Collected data
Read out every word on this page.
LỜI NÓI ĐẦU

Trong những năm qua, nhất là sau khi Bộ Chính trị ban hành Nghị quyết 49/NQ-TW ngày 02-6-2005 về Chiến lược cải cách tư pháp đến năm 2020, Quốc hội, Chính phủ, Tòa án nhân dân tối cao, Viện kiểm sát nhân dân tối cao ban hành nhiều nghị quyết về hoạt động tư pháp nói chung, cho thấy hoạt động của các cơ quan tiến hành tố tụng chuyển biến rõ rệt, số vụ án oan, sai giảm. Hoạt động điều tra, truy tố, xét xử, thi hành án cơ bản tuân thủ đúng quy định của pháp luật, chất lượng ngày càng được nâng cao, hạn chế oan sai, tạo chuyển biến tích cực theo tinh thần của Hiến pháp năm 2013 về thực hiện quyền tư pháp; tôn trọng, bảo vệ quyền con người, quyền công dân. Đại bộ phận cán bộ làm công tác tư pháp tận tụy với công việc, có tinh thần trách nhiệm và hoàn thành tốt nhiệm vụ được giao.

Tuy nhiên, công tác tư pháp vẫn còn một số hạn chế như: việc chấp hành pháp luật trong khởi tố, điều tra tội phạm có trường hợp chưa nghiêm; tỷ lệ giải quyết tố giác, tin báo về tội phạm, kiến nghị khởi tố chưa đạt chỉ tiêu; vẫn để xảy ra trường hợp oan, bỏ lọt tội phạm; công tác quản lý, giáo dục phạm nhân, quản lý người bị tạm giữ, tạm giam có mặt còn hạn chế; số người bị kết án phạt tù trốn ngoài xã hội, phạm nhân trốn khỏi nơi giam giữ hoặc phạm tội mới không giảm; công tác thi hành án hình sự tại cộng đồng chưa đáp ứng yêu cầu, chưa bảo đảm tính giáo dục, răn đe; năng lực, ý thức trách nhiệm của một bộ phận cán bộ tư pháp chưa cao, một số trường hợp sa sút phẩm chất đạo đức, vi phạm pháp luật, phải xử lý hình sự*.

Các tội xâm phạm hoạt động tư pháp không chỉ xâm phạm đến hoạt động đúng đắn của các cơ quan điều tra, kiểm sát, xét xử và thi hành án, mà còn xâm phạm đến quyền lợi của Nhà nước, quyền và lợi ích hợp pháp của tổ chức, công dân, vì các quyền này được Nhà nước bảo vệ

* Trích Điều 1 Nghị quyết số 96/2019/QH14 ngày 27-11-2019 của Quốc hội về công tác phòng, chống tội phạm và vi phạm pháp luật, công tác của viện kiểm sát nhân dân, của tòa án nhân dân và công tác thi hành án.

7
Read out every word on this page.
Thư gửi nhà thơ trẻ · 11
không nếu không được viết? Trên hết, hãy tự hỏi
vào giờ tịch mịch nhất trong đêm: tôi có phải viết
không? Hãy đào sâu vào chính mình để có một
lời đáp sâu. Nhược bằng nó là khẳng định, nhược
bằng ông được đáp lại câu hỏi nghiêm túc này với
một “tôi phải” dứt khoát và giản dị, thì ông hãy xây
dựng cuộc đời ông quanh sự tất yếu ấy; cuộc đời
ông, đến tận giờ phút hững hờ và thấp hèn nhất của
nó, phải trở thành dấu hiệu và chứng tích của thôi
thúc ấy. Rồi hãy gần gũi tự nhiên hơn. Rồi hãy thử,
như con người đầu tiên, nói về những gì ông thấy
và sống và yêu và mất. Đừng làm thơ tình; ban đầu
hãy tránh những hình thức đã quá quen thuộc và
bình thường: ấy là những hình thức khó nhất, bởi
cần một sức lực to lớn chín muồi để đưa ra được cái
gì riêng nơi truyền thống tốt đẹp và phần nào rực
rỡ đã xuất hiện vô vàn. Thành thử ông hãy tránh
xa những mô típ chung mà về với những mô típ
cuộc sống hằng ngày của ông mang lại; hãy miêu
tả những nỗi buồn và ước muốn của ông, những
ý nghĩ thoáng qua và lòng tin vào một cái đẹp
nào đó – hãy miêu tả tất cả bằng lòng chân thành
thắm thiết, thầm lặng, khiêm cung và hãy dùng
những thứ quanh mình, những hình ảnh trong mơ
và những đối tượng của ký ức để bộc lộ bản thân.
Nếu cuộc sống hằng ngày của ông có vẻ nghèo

What is required - Find every line that holds "phải" and copy it.

Output below -
Tuy nhiên, công tác tư pháp vẫn còn một số hạn chế như: việc chấp hành pháp luật trong khởi tố, điều tra tội phạm có trường hợp chưa nghiêm; tỷ lệ giải quyết tố giác, tin báo về tội phạm, kiến nghị khởi tố chưa đạt chỉ tiêu; vẫn để xảy ra trường hợp oan, bỏ lọt tội phạm; công tác quản lý, giáo dục phạm nhân, quản lý người bị tạm giữ, tạm giam có mặt còn hạn chế; số người bị kết án phạt tù trốn ngoài xã hội, phạm nhân trốn khỏi nơi giam giữ hoặc phạm tội mới không giảm; công tác thi hành án hình sự tại cộng đồng chưa đáp ứng yêu cầu, chưa bảo đảm tính giáo dục, răn đe; năng lực, ý thức trách nhiệm của một bộ phận cán bộ tư pháp chưa cao, một số trường hợp sa sút phẩm chất đạo đức, vi phạm pháp luật, phải xử lý hình sự*.
vào giờ tịch mịch nhất trong đêm: tôi có phải viết
một “tôi phải” dứt khoát và giản dị, thì ông hãy xây
nó, phải trở thành dấu hiệu và chứng tích của thôi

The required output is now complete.